##### Listed records
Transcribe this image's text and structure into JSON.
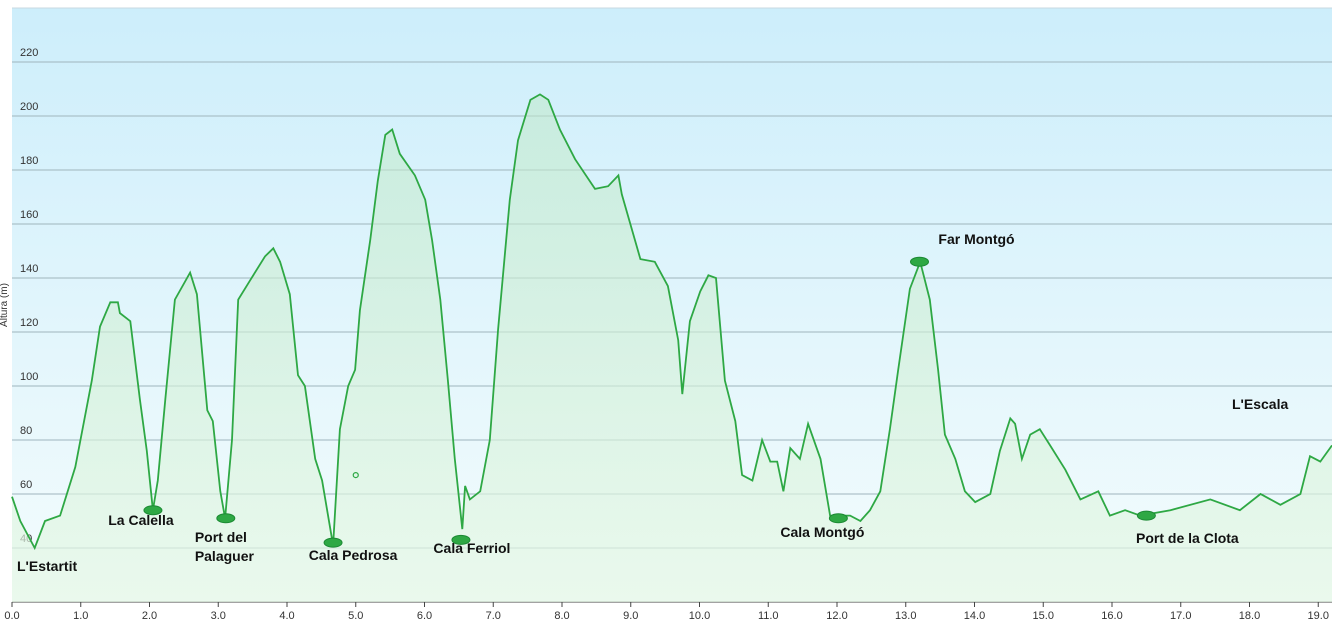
{
  "chart_data": {
    "type": "area",
    "y_label": "Altura (m)",
    "color": "#2ea844",
    "x": [
      0.0,
      0.12,
      0.33,
      0.48,
      0.7,
      0.92,
      1.16,
      1.28,
      1.43,
      1.54,
      1.57,
      1.72,
      1.86,
      1.96,
      2.05,
      2.12,
      2.23,
      2.37,
      2.59,
      2.69,
      2.84,
      2.92,
      3.03,
      3.1,
      3.2,
      3.29,
      3.46,
      3.68,
      3.8,
      3.9,
      4.04,
      4.16,
      4.26,
      4.41,
      4.51,
      4.67,
      4.77,
      4.89,
      4.99,
      5.06,
      5.21,
      5.32,
      5.43,
      5.53,
      5.64,
      5.86,
      6.01,
      6.11,
      6.23,
      6.34,
      6.44,
      6.55,
      6.59,
      6.66,
      6.81,
      6.95,
      7.07,
      7.24,
      7.36,
      7.54,
      7.68,
      7.8,
      7.97,
      8.19,
      8.48,
      8.67,
      8.82,
      8.87,
      9.14,
      9.35,
      9.54,
      9.69,
      9.75,
      9.86,
      10.01,
      10.13,
      10.24,
      10.37,
      10.52,
      10.62,
      10.77,
      10.91,
      11.03,
      11.13,
      11.22,
      11.32,
      11.46,
      11.58,
      11.76,
      11.9,
      12.02,
      12.19,
      12.34,
      12.48,
      12.63,
      12.77,
      12.89,
      13.06,
      13.21,
      13.35,
      13.47,
      13.57,
      13.72,
      13.86,
      14.01,
      14.23,
      14.37,
      14.52,
      14.59,
      14.69,
      14.81,
      14.95,
      15.1,
      15.32,
      15.54,
      15.8,
      15.97,
      16.19,
      16.41,
      16.85,
      17.43,
      17.86,
      18.16,
      18.45,
      18.74,
      18.88,
      19.03,
      19.2
    ],
    "values": [
      59,
      50,
      40,
      50,
      52,
      70,
      102,
      122,
      131,
      131,
      127,
      124,
      95,
      76,
      54,
      65,
      95,
      132,
      142,
      134,
      91,
      87,
      61,
      51,
      80,
      132,
      139,
      148,
      151,
      146,
      134,
      104,
      100,
      73,
      65,
      41,
      84,
      100,
      106,
      128,
      154,
      176,
      193,
      195,
      186,
      178,
      169,
      154,
      132,
      102,
      73,
      47,
      63,
      58,
      61,
      80,
      121,
      169,
      191,
      206,
      208,
      206,
      195,
      184,
      173,
      174,
      178,
      171,
      147,
      146,
      137,
      117,
      97,
      124,
      135,
      141,
      140,
      102,
      87,
      67,
      65,
      80,
      72,
      72,
      61,
      77,
      73,
      86,
      73,
      52,
      52,
      52,
      50,
      54,
      61,
      84,
      106,
      136,
      146,
      132,
      106,
      82,
      73,
      61,
      57,
      60,
      76,
      88,
      86,
      73,
      82,
      84,
      78,
      69,
      58,
      61,
      52,
      54,
      52,
      54,
      58,
      54,
      60,
      56,
      60,
      74,
      72,
      78
    ],
    "xlim": [
      0,
      19.2
    ],
    "ylim": [
      20,
      240
    ],
    "yticks": [
      40,
      60,
      80,
      100,
      120,
      140,
      160,
      180,
      200,
      220
    ],
    "xticks": [
      {
        "value": 0,
        "label": "0.0"
      },
      {
        "value": 1,
        "label": "1.0"
      },
      {
        "value": 2,
        "label": "2.0"
      },
      {
        "value": 3,
        "label": "3.0"
      },
      {
        "value": 4,
        "label": "4.0"
      },
      {
        "value": 5,
        "label": "5.0"
      },
      {
        "value": 6,
        "label": "6.0"
      },
      {
        "value": 7,
        "label": "7.0"
      },
      {
        "value": 8,
        "label": "8.0"
      },
      {
        "value": 9,
        "label": "9.0"
      },
      {
        "value": 10,
        "label": "10.0"
      },
      {
        "value": 11,
        "label": "11.0"
      },
      {
        "value": 12,
        "label": "12.0"
      },
      {
        "value": 13,
        "label": "13.0"
      },
      {
        "value": 14,
        "label": "14.0"
      },
      {
        "value": 15,
        "label": "15.0"
      },
      {
        "value": 16,
        "label": "16.0"
      },
      {
        "value": 17,
        "label": "17.0"
      },
      {
        "value": 18,
        "label": "18.0"
      },
      {
        "value": 19,
        "label": "19.0"
      }
    ],
    "grid": true,
    "waypoints": [
      {
        "name": "La Calella",
        "x": 2.05,
        "y": 54
      },
      {
        "name": "Port del Palaguer",
        "x": 3.11,
        "y": 51
      },
      {
        "name": "Cala Pedrosa",
        "x": 4.67,
        "y": 42
      },
      {
        "x": 5.0,
        "y": 67
      },
      {
        "name": "Cala Ferriol",
        "x": 6.53,
        "y": 43
      },
      {
        "name": "Cala Montgó",
        "x": 12.02,
        "y": 51
      },
      {
        "name": "Far Montgó",
        "x": 13.2,
        "y": 146
      },
      {
        "name": "Port de la Clota",
        "x": 16.5,
        "y": 52
      }
    ],
    "annotations": [
      {
        "text": "L'Estartit"
      },
      {
        "text": "L'Escala"
      }
    ]
  }
}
##########
**What this task involves**
Return to the listing above and set it down exactly, leaving out its pictures.

**Answer to this exercise**
Transcribe this image's text and structure into JSON.
{
  "chart_data": {
    "type": "area",
    "y_label": "Altura (m)",
    "color": "#2ea844",
    "x": [
      0.0,
      0.12,
      0.33,
      0.48,
      0.7,
      0.92,
      1.16,
      1.28,
      1.43,
      1.54,
      1.57,
      1.72,
      1.86,
      1.96,
      2.05,
      2.12,
      2.23,
      2.37,
      2.59,
      2.69,
      2.84,
      2.92,
      3.03,
      3.1,
      3.2,
      3.29,
      3.46,
      3.68,
      3.8,
      3.9,
      4.04,
      4.16,
      4.26,
      4.41,
      4.51,
      4.67,
      4.77,
      4.89,
      4.99,
      5.06,
      5.21,
      5.32,
      5.43,
      5.53,
      5.64,
      5.86,
      6.01,
      6.11,
      6.23,
      6.34,
      6.44,
      6.55,
      6.59,
      6.66,
      6.81,
      6.95,
      7.07,
      7.24,
      7.36,
      7.54,
      7.68,
      7.8,
      7.97,
      8.19,
      8.48,
      8.67,
      8.82,
      8.87,
      9.14,
      9.35,
      9.54,
      9.69,
      9.75,
      9.86,
      10.01,
      10.13,
      10.24,
      10.37,
      10.52,
      10.62,
      10.77,
      10.91,
      11.03,
      11.13,
      11.22,
      11.32,
      11.46,
      11.58,
      11.76,
      11.9,
      12.02,
      12.19,
      12.34,
      12.48,
      12.63,
      12.77,
      12.89,
      13.06,
      13.21,
      13.35,
      13.47,
      13.57,
      13.72,
      13.86,
      14.01,
      14.23,
      14.37,
      14.52,
      14.59,
      14.69,
      14.81,
      14.95,
      15.1,
      15.32,
      15.54,
      15.8,
      15.97,
      16.19,
      16.41,
      16.85,
      17.43,
      17.86,
      18.16,
      18.45,
      18.74,
      18.88,
      19.03,
      19.2
    ],
    "values": [
      59,
      50,
      40,
      50,
      52,
      70,
      102,
      122,
      131,
      131,
      127,
      124,
      95,
      76,
      54,
      65,
      95,
      132,
      142,
      134,
      91,
      87,
      61,
      51,
      80,
      132,
      139,
      148,
      151,
      146,
      134,
      104,
      100,
      73,
      65,
      41,
      84,
      100,
      106,
      128,
      154,
      176,
      193,
      195,
      186,
      178,
      169,
      154,
      132,
      102,
      73,
      47,
      63,
      58,
      61,
      80,
      121,
      169,
      191,
      206,
      208,
      206,
      195,
      184,
      173,
      174,
      178,
      171,
      147,
      146,
      137,
      117,
      97,
      124,
      135,
      141,
      140,
      102,
      87,
      67,
      65,
      80,
      72,
      72,
      61,
      77,
      73,
      86,
      73,
      52,
      52,
      52,
      50,
      54,
      61,
      84,
      106,
      136,
      146,
      132,
      106,
      82,
      73,
      61,
      57,
      60,
      76,
      88,
      86,
      73,
      82,
      84,
      78,
      69,
      58,
      61,
      52,
      54,
      52,
      54,
      58,
      54,
      60,
      56,
      60,
      74,
      72,
      78
    ],
    "xlim": [
      0,
      19.2
    ],
    "ylim": [
      20,
      240
    ],
    "yticks": [
      40,
      60,
      80,
      100,
      120,
      140,
      160,
      180,
      200,
      220
    ],
    "xticks": [
      {
        "value": 0,
        "label": "0.0"
      },
      {
        "value": 1,
        "label": "1.0"
      },
      {
        "value": 2,
        "label": "2.0"
      },
      {
        "value": 3,
        "label": "3.0"
      },
      {
        "value": 4,
        "label": "4.0"
      },
      {
        "value": 5,
        "label": "5.0"
      },
      {
        "value": 6,
        "label": "6.0"
      },
      {
        "value": 7,
        "label": "7.0"
      },
      {
        "value": 8,
        "label": "8.0"
      },
      {
        "value": 9,
        "label": "9.0"
      },
      {
        "value": 10,
        "label": "10.0"
      },
      {
        "value": 11,
        "label": "11.0"
      },
      {
        "value": 12,
        "label": "12.0"
      },
      {
        "value": 13,
        "label": "13.0"
      },
      {
        "value": 14,
        "label": "14.0"
      },
      {
        "value": 15,
        "label": "15.0"
      },
      {
        "value": 16,
        "label": "16.0"
      },
      {
        "value": 17,
        "label": "17.0"
      },
      {
        "value": 18,
        "label": "18.0"
      },
      {
        "value": 19,
        "label": "19.0"
      }
    ],
    "grid": true,
    "waypoints": [
      {
        "name": "La Calella",
        "x": 2.05,
        "y": 54
      },
      {
        "name": "Port del Palaguer",
        "x": 3.11,
        "y": 51
      },
      {
        "name": "Cala Pedrosa",
        "x": 4.67,
        "y": 42
      },
      {
        "x": 5.0,
        "y": 67
      },
      {
        "name": "Cala Ferriol",
        "x": 6.53,
        "y": 43
      },
      {
        "name": "Cala Montgó",
        "x": 12.02,
        "y": 51
      },
      {
        "name": "Far Montgó",
        "x": 13.2,
        "y": 146
      },
      {
        "name": "Port de la Clota",
        "x": 16.5,
        "y": 52
      }
    ],
    "annotations": [
      {
        "text": "L'Estartit"
      },
      {
        "text": "L'Escala"
      }
    ]
  }
}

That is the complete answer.